▶ _WHAT THE TASK REQUIRES_:
What follows is a listing; give it again exactly, in its entirety.

Data records:
BEGIN
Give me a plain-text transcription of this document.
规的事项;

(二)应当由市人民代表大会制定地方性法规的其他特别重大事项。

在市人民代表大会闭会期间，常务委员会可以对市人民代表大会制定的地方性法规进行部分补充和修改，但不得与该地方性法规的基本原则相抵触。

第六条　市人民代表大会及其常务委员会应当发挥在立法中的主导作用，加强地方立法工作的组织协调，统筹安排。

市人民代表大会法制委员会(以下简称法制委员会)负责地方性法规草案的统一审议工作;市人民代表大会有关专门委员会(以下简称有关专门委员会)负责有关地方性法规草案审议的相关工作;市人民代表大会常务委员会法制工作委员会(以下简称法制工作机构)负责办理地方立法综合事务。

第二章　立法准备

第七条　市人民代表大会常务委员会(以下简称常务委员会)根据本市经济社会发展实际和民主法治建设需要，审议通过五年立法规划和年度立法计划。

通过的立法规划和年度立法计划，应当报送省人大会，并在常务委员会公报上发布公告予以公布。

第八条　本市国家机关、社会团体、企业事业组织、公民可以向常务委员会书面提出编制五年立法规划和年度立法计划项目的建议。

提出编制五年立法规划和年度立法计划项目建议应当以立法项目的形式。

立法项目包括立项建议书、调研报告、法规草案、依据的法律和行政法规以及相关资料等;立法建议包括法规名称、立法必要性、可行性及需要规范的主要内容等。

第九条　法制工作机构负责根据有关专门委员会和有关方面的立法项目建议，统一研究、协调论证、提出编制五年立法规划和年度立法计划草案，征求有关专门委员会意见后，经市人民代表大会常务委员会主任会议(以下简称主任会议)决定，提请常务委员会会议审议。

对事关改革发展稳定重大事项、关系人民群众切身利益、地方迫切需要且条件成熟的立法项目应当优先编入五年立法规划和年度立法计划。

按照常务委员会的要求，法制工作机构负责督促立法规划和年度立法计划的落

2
END
▶ _RESULT OF THIS EXERCISE_:
Give me a plain-text transcription of this document.
规的事项;

(二)应当由市人民代表大会制定地方性法规的其他特别重大事项。

在市人民代表大会闭会期间，常务委员会可以对市人民代表大会制定的地方性法规进行部分补充和修改，但不得与该地方性法规的基本原则相抵触。

第六条　市人民代表大会及其常务委员会应当发挥在立法中的主导作用，加强地方立法工作的组织协调，统筹安排。

市人民代表大会法制委员会(以下简称法制委员会)负责地方性法规草案的统一审议工作;市人民代表大会有关专门委员会(以下简称有关专门委员会)负责有关地方性法规草案审议的相关工作;市人民代表大会常务委员会法制工作委员会(以下简称法制工作机构)负责办理地方立法综合事务。

第二章　立法准备

第七条　市人民代表大会常务委员会(以下简称常务委员会)根据本市经济社会发展实际和民主法治建设需要，审议通过五年立法规划和年度立法计划。

通过的立法规划和年度立法计划，应当报送省人大会，并在常务委员会公报上发布公告予以公布。

第八条　本市国家机关、社会团体、企业事业组织、公民可以向常务委员会书面提出编制五年立法规划和年度立法计划项目的建议。

提出编制五年立法规划和年度立法计划项目建议应当以立法项目的形式。

立法项目包括立项建议书、调研报告、法规草案、依据的法律和行政法规以及相关资料等;立法建议包括法规名称、立法必要性、可行性及需要规范的主要内容等。

第九条　法制工作机构负责根据有关专门委员会和有关方面的立法项目建议，统一研究、协调论证、提出编制五年立法规划和年度立法计划草案，征求有关专门委员会意见后，经市人民代表大会常务委员会主任会议(以下简称主任会议)决定，提请常务委员会会议审议。

对事关改革发展稳定重大事项、关系人民群众切身利益、地方迫切需要且条件成熟的立法项目应当优先编入五年立法规划和年度立法计划。

按照常务委员会的要求，法制工作机构负责督促立法规划和年度立法计划的落

2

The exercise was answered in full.